OBJECTIVE - Without including any pictures, write out the listing below exactly.
---- DATA LINES
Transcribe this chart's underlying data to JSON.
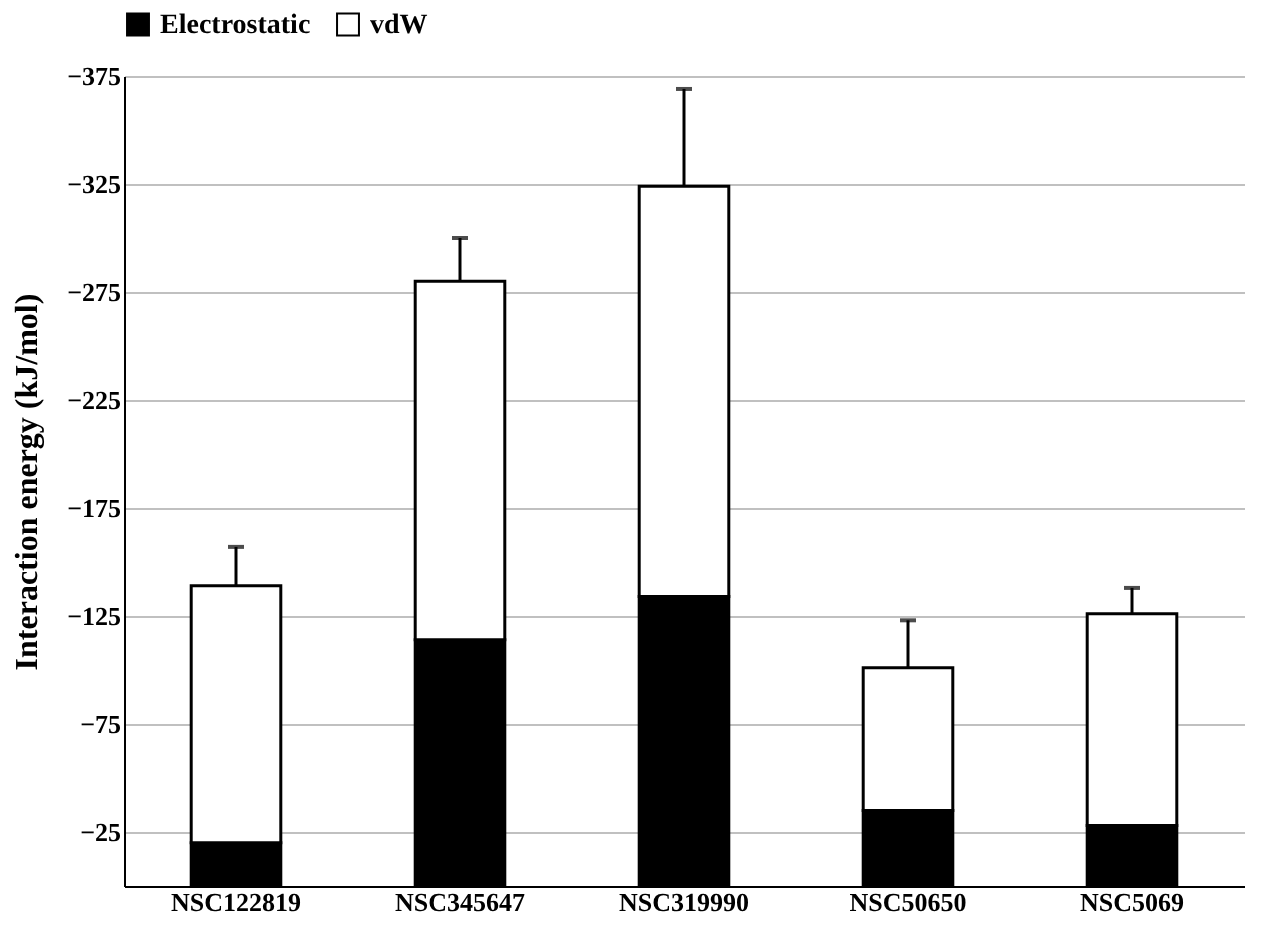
{
  "chart_data": {
    "type": "bar",
    "stacked": true,
    "ylabel": "Interaction energy (kJ/mol)",
    "categories": [
      "NSC122819",
      "NSC345647",
      "NSC319990",
      "NSC50650",
      "NSC5069"
    ],
    "series": [
      {
        "name": "Electrostatic",
        "color": "#000000",
        "values": [
          -20,
          -114,
          -134,
          -35,
          -28
        ]
      },
      {
        "name": "vdW",
        "color": "#ffffff",
        "values": [
          -119,
          -166,
          -190,
          -66,
          -98
        ],
        "errors": [
          [
            -157,
            -139
          ],
          [
            -300,
            -280
          ],
          [
            -369,
            -324
          ],
          [
            -123,
            -101
          ],
          [
            -138,
            -126
          ]
        ]
      }
    ],
    "ylim": [
      0,
      -375
    ],
    "yticks": [
      -375,
      -325,
      -275,
      -225,
      -175,
      -125,
      -75,
      -25
    ],
    "grid": "y",
    "legend": "top"
  }
}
--------
EXERCISE SOLUTION -
Transcribe this chart's underlying data to JSON.
{
  "chart_data": {
    "type": "bar",
    "stacked": true,
    "ylabel": "Interaction energy (kJ/mol)",
    "categories": [
      "NSC122819",
      "NSC345647",
      "NSC319990",
      "NSC50650",
      "NSC5069"
    ],
    "series": [
      {
        "name": "Electrostatic",
        "color": "#000000",
        "values": [
          -20,
          -114,
          -134,
          -35,
          -28
        ]
      },
      {
        "name": "vdW",
        "color": "#ffffff",
        "values": [
          -119,
          -166,
          -190,
          -66,
          -98
        ],
        "errors": [
          [
            -157,
            -139
          ],
          [
            -300,
            -280
          ],
          [
            -369,
            -324
          ],
          [
            -123,
            -101
          ],
          [
            -138,
            -126
          ]
        ]
      }
    ],
    "ylim": [
      0,
      -375
    ],
    "yticks": [
      -375,
      -325,
      -275,
      -225,
      -175,
      -125,
      -75,
      -25
    ],
    "grid": "y",
    "legend": "top"
  }
}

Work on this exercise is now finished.